──────── Input rows

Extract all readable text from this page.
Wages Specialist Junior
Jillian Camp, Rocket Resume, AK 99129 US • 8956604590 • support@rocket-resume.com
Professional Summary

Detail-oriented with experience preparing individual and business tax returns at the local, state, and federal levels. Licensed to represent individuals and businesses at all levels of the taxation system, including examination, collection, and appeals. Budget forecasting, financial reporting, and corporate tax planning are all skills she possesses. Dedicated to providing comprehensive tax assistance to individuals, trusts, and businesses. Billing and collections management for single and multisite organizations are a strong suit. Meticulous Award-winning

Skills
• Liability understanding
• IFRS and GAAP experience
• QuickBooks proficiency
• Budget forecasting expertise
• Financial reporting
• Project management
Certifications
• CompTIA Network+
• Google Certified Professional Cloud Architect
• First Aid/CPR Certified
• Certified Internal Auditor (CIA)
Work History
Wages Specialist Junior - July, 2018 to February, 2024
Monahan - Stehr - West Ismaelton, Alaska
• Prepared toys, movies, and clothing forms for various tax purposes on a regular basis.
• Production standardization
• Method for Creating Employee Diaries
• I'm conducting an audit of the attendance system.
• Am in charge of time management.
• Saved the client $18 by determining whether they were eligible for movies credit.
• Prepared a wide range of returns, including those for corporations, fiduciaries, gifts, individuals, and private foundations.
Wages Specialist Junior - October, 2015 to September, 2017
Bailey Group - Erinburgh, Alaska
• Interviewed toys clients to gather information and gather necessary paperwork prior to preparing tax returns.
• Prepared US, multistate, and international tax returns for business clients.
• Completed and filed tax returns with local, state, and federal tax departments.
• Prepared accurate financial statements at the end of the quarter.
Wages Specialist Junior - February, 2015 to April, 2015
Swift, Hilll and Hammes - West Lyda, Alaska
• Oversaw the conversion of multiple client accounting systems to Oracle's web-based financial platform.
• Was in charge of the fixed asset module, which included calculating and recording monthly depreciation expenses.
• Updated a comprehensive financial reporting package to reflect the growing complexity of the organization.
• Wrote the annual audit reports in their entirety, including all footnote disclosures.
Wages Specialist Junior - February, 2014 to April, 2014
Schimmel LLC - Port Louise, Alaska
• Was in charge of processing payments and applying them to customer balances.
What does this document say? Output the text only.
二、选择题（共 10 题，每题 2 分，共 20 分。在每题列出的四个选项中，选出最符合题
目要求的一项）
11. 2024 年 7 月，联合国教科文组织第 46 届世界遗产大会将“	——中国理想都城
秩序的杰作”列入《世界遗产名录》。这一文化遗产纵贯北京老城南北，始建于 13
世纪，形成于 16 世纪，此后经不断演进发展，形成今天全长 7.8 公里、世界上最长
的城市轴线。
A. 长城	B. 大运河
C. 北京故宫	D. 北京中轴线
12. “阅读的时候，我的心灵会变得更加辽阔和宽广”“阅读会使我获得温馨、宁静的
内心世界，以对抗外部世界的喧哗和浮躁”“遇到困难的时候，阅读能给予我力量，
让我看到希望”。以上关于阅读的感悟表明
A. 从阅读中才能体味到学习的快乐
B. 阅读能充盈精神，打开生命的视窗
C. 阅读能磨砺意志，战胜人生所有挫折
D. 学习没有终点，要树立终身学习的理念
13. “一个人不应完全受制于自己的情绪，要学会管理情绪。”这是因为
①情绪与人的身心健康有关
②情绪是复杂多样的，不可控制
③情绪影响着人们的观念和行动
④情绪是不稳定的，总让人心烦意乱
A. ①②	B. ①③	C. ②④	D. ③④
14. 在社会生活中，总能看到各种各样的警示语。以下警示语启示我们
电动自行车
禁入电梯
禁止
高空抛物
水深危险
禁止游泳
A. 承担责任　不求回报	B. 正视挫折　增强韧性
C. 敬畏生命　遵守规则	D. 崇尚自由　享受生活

────────────────

## Written exercise
Which lines include the word "Junior"? List them all.

## Task response
Wages Specialist Junior
Wages Specialist Junior - July, 2018 to February, 2024
Wages Specialist Junior - October, 2015 to September, 2017
Wages Specialist Junior - February, 2015 to April, 2015
Wages Specialist Junior - February, 2014 to April, 2014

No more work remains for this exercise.